(Records)
'''

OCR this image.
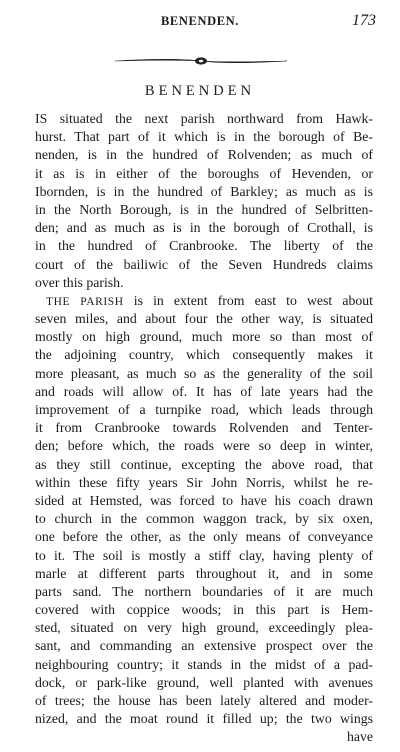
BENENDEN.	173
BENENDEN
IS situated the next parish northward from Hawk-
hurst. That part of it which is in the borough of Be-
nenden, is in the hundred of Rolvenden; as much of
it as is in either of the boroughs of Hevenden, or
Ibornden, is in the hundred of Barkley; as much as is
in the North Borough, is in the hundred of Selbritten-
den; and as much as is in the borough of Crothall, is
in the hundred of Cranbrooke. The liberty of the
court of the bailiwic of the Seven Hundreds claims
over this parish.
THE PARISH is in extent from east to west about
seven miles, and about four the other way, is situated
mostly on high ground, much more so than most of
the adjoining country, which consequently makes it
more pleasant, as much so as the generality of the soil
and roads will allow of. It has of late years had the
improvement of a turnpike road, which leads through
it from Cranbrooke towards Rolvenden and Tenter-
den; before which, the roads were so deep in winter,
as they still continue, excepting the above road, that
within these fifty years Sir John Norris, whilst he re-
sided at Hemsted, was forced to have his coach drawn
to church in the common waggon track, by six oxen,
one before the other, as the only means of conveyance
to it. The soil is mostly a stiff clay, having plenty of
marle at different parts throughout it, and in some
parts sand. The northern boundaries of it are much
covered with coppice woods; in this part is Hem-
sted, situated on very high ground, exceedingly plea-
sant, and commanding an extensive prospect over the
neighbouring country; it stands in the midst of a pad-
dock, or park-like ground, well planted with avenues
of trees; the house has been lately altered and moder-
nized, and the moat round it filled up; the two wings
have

'''
'''

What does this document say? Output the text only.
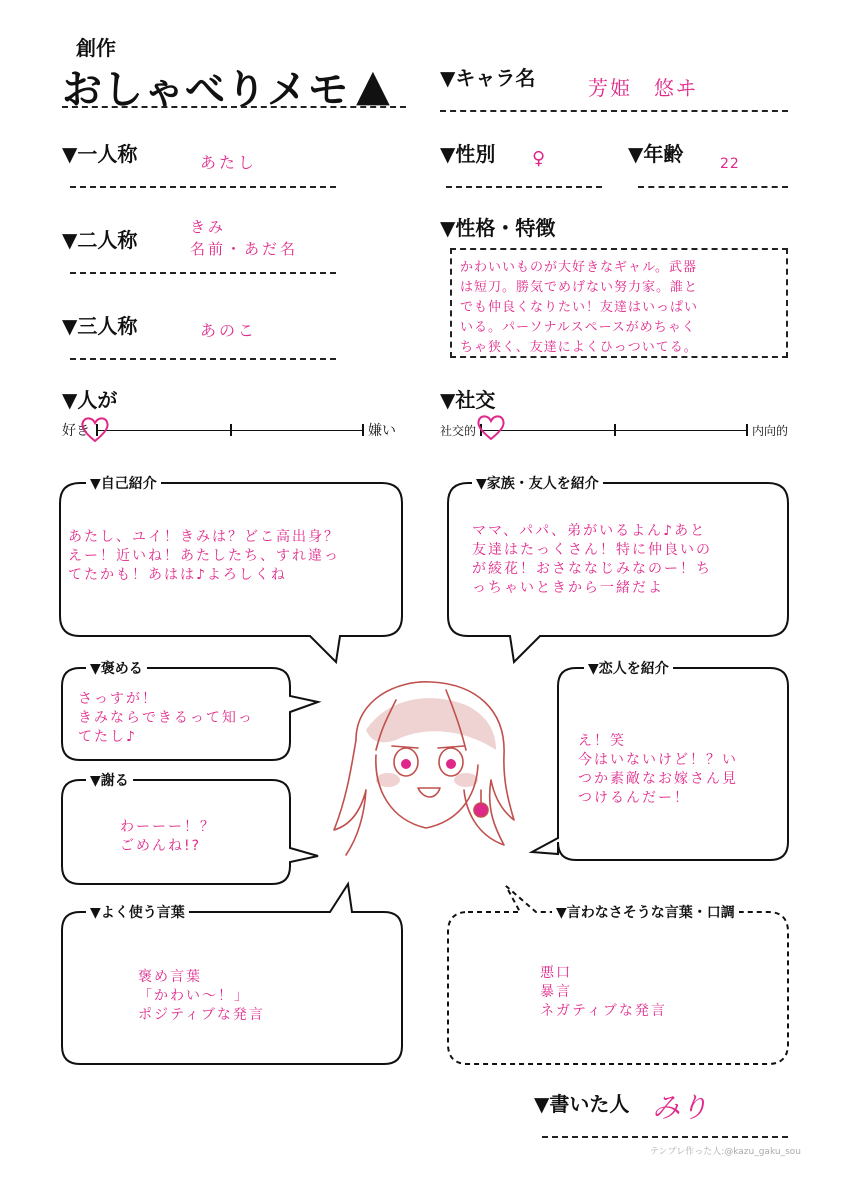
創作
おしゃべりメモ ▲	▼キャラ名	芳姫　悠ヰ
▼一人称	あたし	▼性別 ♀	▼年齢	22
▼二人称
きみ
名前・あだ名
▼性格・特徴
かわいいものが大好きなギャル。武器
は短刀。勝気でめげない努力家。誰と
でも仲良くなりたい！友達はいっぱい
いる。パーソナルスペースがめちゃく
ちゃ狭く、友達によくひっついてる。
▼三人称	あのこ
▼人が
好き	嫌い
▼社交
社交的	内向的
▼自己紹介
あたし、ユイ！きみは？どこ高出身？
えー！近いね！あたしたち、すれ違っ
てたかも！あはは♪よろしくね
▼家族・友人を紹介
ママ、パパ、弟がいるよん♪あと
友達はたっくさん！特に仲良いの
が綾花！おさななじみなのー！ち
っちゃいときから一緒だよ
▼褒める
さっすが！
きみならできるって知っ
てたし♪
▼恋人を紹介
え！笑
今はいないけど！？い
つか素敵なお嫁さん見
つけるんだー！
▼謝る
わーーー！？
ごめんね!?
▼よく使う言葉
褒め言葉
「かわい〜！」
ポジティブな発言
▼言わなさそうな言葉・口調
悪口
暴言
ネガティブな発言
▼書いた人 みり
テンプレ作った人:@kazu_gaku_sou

'''
'''

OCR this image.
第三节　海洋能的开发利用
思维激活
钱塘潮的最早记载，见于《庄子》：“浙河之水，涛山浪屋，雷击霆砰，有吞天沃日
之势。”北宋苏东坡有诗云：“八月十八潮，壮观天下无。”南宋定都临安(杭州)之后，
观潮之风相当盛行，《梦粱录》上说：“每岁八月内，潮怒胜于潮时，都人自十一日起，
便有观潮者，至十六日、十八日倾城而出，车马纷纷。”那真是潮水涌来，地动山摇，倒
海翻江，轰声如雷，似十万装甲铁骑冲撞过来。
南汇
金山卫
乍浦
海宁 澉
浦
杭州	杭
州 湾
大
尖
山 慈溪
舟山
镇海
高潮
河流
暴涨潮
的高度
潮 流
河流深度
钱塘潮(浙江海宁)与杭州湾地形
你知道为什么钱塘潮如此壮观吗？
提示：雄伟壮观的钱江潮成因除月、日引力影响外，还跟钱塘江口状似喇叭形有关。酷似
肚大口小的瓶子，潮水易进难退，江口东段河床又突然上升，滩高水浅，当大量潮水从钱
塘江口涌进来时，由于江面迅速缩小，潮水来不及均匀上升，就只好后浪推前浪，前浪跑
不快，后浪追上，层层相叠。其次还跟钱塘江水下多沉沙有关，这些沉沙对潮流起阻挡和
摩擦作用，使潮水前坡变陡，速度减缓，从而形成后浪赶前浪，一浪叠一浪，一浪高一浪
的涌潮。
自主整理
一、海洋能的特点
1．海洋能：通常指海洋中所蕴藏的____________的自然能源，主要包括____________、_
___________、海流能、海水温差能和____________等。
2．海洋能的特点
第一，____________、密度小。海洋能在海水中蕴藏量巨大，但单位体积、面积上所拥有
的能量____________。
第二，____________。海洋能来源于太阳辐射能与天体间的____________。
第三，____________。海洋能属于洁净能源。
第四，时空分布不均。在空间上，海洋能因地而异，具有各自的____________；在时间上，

'''

EXERCISE GOAL - State the number of lines in the records that include "have", and write nothing else.

PROBLEM SOLUTION - 2